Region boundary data
'''

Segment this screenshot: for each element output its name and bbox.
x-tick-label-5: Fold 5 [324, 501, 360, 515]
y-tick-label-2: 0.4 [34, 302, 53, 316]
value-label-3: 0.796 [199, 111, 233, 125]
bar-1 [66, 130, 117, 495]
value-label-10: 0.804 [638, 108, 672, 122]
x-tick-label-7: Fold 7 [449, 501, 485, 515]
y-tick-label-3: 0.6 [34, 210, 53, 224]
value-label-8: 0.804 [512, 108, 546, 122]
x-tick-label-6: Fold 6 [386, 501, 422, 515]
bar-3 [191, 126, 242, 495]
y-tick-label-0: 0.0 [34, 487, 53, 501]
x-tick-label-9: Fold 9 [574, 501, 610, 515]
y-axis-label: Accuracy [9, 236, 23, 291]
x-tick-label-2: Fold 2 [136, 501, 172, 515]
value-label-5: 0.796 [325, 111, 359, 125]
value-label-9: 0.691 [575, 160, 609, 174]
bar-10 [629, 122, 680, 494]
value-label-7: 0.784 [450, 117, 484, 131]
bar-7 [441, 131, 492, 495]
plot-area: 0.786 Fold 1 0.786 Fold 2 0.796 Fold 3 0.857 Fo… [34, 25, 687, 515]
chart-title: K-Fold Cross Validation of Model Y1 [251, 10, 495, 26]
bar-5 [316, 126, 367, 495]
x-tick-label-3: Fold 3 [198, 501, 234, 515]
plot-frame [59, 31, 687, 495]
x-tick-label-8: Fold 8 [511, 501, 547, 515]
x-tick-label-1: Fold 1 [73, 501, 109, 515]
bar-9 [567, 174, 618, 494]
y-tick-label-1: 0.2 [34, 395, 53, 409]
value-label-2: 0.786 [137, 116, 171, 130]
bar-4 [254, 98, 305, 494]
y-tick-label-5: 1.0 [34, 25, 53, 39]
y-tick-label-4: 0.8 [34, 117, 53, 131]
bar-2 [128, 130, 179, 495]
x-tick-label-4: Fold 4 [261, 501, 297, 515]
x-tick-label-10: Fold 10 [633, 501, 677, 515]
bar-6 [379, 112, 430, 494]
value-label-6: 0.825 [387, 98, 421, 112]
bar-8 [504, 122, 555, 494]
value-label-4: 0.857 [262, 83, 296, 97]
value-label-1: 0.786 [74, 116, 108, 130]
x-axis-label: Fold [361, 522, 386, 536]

'''

- Challenge:
Arrange everything above, from the first of the rows down through the one containing "bar-9 [567, 174, 618, 494]", as a Markdown table with the columns No. and Entry. Leave out any blank rows.

- Result of this task:
| No. | Entry |
|---|---|
| 1 | Segment this screenshot: for each element output its name and bbox. |
| 2 | x-tick-label-5: Fold 5 [324, 501, 360, 515] |
| 3 | y-tick-label-2: 0.4 [34, 302, 53, 316] |
| 4 | value-label-3: 0.796 [199, 111, 233, 125] |
| 5 | bar-1 [66, 130, 117, 495] |
| 6 | value-label-10: 0.804 [638, 108, 672, 122] |
| 7 | x-tick-label-7: Fold 7 [449, 501, 485, 515] |
| 8 | y-tick-label-3: 0.6 [34, 210, 53, 224] |
| 9 | value-label-8: 0.804 [512, 108, 546, 122] |
| 10 | x-tick-label-6: Fold 6 [386, 501, 422, 515] |
| 11 | bar-3 [191, 126, 242, 495] |
| 12 | y-tick-label-0: 0.0 [34, 487, 53, 501] |
| 13 | x-tick-label-9: Fold 9 [574, 501, 610, 515] |
| 14 | y-axis-label: Accuracy [9, 236, 23, 291] |
| 15 | x-tick-label-2: Fold 2 [136, 501, 172, 515] |
| 16 | value-label-5: 0.796 [325, 111, 359, 125] |
| 17 | value-label-9: 0.691 [575, 160, 609, 174] |
| 18 | bar-10 [629, 122, 680, 494] |
| 19 | value-label-7: 0.784 [450, 117, 484, 131] |
| 20 | bar-7 [441, 131, 492, 495] |
| 21 | plot-area: 0.786 Fold 1 0.786 Fold 2 0.796 Fold 3 0.857 Fo… [34, 25, 687, 515] |
| 22 | chart-title: K-Fold Cross Validation of Model Y1 [251, 10, 495, 26] |
| 23 | bar-5 [316, 126, 367, 495] |
| 24 | x-tick-label-3: Fold 3 [198, 501, 234, 515] |
| 25 | plot-frame [59, 31, 687, 495] |
| 26 | x-tick-label-8: Fold 8 [511, 501, 547, 515] |
| 27 | x-tick-label-1: Fold 1 [73, 501, 109, 515] |
| 28 | bar-9 [567, 174, 618, 494] |